§ **Aim of the task**: Copy each line exactly.

§ **Recorded information**:
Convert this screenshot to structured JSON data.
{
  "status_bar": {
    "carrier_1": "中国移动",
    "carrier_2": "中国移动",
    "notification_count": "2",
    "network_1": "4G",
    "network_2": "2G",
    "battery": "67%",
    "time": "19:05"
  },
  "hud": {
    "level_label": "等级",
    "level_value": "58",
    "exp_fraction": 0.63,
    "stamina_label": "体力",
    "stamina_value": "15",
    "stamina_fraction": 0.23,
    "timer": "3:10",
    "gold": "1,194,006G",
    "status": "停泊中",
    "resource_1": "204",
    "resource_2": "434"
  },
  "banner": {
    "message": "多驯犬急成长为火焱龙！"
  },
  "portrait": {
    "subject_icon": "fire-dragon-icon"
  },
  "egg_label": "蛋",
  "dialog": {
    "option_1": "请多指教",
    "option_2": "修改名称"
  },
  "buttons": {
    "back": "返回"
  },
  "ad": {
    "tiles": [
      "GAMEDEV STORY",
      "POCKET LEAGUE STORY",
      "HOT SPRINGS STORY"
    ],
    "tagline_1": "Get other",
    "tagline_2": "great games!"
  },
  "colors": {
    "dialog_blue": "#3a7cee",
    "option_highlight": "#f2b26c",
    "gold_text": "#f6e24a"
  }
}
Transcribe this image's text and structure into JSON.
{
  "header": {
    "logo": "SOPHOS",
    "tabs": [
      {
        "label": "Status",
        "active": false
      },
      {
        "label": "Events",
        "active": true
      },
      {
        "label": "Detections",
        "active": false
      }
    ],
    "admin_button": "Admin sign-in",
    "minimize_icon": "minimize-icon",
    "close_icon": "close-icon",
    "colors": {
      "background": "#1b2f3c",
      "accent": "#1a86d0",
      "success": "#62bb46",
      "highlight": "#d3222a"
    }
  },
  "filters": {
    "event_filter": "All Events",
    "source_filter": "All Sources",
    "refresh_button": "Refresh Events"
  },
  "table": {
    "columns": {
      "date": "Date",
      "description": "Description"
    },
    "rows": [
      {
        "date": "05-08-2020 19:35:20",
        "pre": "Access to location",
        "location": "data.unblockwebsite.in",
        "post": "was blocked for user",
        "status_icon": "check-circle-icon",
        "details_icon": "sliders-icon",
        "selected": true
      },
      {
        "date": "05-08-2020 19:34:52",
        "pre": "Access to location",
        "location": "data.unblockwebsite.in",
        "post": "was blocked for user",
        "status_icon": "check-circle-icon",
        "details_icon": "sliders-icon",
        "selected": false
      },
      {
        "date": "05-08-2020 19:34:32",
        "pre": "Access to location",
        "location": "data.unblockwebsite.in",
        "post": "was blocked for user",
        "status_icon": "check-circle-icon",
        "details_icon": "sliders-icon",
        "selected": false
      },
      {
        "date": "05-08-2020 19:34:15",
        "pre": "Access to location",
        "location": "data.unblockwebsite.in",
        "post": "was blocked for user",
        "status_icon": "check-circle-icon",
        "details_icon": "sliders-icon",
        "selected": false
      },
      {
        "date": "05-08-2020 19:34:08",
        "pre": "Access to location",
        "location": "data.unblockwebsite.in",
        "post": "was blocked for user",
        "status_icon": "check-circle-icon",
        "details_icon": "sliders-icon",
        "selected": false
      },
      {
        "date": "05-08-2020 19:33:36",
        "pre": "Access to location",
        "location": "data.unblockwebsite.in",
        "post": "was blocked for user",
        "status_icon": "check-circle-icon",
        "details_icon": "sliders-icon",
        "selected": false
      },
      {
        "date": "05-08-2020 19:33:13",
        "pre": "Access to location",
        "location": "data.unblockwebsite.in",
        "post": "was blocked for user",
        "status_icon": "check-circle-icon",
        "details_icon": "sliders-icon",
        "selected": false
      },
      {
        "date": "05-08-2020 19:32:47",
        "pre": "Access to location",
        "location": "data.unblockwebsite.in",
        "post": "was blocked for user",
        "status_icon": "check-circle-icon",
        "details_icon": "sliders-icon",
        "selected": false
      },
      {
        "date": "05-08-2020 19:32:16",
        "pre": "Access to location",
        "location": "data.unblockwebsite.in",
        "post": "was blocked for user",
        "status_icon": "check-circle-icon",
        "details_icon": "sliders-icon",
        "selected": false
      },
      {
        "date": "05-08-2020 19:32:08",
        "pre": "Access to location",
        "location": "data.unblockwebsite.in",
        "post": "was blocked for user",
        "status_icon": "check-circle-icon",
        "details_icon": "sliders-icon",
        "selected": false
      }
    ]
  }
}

§ **Written response**:
Convert this screenshot to structured JSON data.
{
  "status_bar": {
    "carrier_1": "中国移动",
    "carrier_2": "中国移动",
    "notification_count": "2",
    "network_1": "4G",
    "network_2": "2G",
    "battery": "67%",
    "time": "19:05"
  },
  "hud": {
    "level_label": "等级",
    "level_value": "58",
    "exp_fraction": 0.63,
    "stamina_label": "体力",
    "stamina_value": "15",
    "stamina_fraction": 0.23,
    "timer": "3:10",
    "gold": "1,194,006G",
    "status": "停泊中",
    "resource_1": "204",
    "resource_2": "434"
  },
  "banner": {
    "message": "多驯犬急成长为火焱龙！"
  },
  "portrait": {
    "subject_icon": "fire-dragon-icon"
  },
  "egg_label": "蛋",
  "dialog": {
    "option_1": "请多指教",
    "option_2": "修改名称"
  },
  "buttons": {
    "back": "返回"
  },
  "ad": {
    "tiles": [
      "GAMEDEV STORY",
      "POCKET LEAGUE STORY",
      "HOT SPRINGS STORY"
    ],
    "tagline_1": "Get other",
    "tagline_2": "great games!"
  },
  "colors": {
    "dialog_blue": "#3a7cee",
    "option_highlight": "#f2b26c",
    "gold_text": "#f6e24a"
  }
}
Transcribe this image's text and structure into JSON.
{
  "header": {
    "logo": "SOPHOS",
    "tabs": [
      {
        "label": "Status",
        "active": false
      },
      {
        "label": "Events",
        "active": true
      },
      {
        "label": "Detections",
        "active": false
      }
    ],
    "admin_button": "Admin sign-in",
    "minimize_icon": "minimize-icon",
    "close_icon": "close-icon",
    "colors": {
      "background": "#1b2f3c",
      "accent": "#1a86d0",
      "success": "#62bb46",
      "highlight": "#d3222a"
    }
  },
  "filters": {
    "event_filter": "All Events",
    "source_filter": "All Sources",
    "refresh_button": "Refresh Events"
  },
  "table": {
    "columns": {
      "date": "Date",
      "description": "Description"
    },
    "rows": [
      {
        "date": "05-08-2020 19:35:20",
        "pre": "Access to location",
        "location": "data.unblockwebsite.in",
        "post": "was blocked for user",
        "status_icon": "check-circle-icon",
        "details_icon": "sliders-icon",
        "selected": true
      },
      {
        "date": "05-08-2020 19:34:52",
        "pre": "Access to location",
        "location": "data.unblockwebsite.in",
        "post": "was blocked for user",
        "status_icon": "check-circle-icon",
        "details_icon": "sliders-icon",
        "selected": false
      },
      {
        "date": "05-08-2020 19:34:32",
        "pre": "Access to location",
        "location": "data.unblockwebsite.in",
        "post": "was blocked for user",
        "status_icon": "check-circle-icon",
        "details_icon": "sliders-icon",
        "selected": false
      },
      {
        "date": "05-08-2020 19:34:15",
        "pre": "Access to location",
        "location": "data.unblockwebsite.in",
        "post": "was blocked for user",
        "status_icon": "check-circle-icon",
        "details_icon": "sliders-icon",
        "selected": false
      },
      {
        "date": "05-08-2020 19:34:08",
        "pre": "Access to location",
        "location": "data.unblockwebsite.in",
        "post": "was blocked for user",
        "status_icon": "check-circle-icon",
        "details_icon": "sliders-icon",
        "selected": false
      },
      {
        "date": "05-08-2020 19:33:36",
        "pre": "Access to location",
        "location": "data.unblockwebsite.in",
        "post": "was blocked for user",
        "status_icon": "check-circle-icon",
        "details_icon": "sliders-icon",
        "selected": false
      },
      {
        "date": "05-08-2020 19:33:13",
        "pre": "Access to location",
        "location": "data.unblockwebsite.in",
        "post": "was blocked for user",
        "status_icon": "check-circle-icon",
        "details_icon": "sliders-icon",
        "selected": false
      },
      {
        "date": "05-08-2020 19:32:47",
        "pre": "Access to location",
        "location": "data.unblockwebsite.in",
        "post": "was blocked for user",
        "status_icon": "check-circle-icon",
        "details_icon": "sliders-icon",
        "selected": false
      },
      {
        "date": "05-08-2020 19:32:16",
        "pre": "Access to location",
        "location": "data.unblockwebsite.in",
        "post": "was blocked for user",
        "status_icon": "check-circle-icon",
        "details_icon": "sliders-icon",
        "selected": false
      },
      {
        "date": "05-08-2020 19:32:08",
        "pre": "Access to location",
        "location": "data.unblockwebsite.in",
        "post": "was blocked for user",
        "status_icon": "check-circle-icon",
        "details_icon": "sliders-icon",
        "selected": false
      }
    ]
  }
}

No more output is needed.